== DATA RECORDS
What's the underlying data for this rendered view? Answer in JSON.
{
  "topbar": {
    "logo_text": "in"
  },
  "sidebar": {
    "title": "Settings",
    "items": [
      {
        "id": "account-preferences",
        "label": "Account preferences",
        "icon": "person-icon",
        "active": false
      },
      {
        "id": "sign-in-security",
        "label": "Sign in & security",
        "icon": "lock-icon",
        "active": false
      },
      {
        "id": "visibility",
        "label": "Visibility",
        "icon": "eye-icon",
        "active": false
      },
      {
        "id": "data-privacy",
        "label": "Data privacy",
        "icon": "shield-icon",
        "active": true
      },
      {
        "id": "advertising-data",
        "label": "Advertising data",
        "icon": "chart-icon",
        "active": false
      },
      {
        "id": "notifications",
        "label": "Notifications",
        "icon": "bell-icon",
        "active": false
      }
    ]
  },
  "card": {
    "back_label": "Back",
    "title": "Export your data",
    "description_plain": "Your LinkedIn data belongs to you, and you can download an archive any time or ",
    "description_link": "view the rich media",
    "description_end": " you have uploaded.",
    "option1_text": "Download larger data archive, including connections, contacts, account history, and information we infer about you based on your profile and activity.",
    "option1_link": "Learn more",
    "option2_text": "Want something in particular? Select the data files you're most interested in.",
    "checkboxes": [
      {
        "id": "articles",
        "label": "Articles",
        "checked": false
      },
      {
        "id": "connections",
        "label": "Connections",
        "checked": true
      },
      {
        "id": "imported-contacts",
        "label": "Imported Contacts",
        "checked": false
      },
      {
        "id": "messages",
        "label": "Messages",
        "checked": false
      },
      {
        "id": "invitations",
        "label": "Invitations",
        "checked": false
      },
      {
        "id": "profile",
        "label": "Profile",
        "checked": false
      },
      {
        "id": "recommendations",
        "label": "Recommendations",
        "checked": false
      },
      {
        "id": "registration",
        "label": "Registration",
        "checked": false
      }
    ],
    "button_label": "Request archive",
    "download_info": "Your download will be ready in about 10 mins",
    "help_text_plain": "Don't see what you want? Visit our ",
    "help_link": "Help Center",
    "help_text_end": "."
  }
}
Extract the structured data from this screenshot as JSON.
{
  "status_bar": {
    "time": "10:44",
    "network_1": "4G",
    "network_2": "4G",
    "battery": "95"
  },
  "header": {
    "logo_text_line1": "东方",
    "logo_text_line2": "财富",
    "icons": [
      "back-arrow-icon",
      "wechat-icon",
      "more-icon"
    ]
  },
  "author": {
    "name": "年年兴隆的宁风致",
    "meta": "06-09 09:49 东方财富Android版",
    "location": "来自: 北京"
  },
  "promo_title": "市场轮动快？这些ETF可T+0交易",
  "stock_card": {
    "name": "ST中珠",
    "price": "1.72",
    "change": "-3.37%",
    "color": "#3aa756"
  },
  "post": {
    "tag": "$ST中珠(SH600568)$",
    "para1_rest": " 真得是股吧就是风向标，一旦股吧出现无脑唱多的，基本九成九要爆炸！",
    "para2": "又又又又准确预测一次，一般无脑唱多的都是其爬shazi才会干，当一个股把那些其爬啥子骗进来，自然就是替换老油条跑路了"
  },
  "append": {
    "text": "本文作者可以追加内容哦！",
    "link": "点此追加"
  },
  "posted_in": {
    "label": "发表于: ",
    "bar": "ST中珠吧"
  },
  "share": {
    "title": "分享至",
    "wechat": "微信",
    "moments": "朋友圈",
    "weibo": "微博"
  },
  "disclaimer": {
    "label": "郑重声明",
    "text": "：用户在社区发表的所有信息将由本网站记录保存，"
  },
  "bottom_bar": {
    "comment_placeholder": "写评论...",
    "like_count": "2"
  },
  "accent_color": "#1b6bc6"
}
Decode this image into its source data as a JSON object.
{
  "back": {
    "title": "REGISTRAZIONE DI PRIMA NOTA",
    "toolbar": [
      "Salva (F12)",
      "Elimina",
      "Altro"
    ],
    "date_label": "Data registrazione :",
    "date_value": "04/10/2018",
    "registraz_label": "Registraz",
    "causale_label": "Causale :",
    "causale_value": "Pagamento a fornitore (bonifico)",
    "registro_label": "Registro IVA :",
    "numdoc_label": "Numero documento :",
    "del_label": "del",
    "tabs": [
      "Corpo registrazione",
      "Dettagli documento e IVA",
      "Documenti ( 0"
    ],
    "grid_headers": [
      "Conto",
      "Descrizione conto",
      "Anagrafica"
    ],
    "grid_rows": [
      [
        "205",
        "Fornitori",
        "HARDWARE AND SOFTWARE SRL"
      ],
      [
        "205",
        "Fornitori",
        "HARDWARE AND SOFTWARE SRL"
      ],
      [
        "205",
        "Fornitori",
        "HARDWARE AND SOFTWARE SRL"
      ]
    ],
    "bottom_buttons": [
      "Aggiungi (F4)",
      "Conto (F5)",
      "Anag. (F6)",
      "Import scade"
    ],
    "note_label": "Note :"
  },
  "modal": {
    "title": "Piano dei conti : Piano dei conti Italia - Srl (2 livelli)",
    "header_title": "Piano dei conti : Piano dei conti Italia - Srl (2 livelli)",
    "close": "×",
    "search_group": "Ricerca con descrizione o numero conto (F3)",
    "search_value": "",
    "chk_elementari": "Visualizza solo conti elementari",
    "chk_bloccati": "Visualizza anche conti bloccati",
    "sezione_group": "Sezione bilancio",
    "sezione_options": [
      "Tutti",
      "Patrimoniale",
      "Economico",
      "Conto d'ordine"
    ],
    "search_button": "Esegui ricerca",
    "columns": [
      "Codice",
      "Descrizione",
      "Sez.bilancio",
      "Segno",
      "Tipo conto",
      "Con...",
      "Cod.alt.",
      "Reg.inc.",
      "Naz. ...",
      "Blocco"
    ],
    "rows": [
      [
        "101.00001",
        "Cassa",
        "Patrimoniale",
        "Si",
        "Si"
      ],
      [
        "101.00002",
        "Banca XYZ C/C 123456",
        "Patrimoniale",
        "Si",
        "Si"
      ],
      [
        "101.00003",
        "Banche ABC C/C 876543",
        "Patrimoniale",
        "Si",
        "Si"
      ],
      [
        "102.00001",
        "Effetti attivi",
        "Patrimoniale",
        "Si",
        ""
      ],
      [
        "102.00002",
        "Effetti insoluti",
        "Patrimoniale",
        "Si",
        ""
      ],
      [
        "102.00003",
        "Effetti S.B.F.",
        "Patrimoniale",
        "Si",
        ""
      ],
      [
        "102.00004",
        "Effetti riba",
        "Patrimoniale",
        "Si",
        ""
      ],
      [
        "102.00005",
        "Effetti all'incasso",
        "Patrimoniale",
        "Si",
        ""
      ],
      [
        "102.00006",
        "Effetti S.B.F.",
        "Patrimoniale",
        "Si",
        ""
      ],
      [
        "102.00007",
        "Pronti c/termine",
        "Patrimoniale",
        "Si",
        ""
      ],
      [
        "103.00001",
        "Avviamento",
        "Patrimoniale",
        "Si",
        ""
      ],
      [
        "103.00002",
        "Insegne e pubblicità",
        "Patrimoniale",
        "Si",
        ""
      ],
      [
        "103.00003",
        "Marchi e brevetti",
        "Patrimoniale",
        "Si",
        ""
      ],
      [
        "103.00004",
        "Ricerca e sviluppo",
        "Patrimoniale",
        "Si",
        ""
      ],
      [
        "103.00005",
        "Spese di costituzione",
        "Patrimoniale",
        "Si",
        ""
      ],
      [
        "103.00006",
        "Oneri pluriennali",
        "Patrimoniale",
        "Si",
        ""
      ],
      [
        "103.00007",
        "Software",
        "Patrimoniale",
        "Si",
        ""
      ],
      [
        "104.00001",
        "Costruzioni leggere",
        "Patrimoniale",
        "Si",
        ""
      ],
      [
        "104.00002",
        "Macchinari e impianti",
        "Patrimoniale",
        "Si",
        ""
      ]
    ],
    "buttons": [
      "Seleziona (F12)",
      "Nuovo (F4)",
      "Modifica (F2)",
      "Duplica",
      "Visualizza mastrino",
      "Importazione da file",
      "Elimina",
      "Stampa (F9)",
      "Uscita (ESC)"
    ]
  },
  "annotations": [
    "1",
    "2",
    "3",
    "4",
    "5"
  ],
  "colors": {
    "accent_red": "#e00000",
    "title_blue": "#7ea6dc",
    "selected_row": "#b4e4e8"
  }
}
====
EXERCISE BRIEF – Pick out and copy the lines of the material that include the word "bilancio".

TASK OUTPUT –
    "sezione_group": "Sezione bilancio",
      "Sez.bilancio",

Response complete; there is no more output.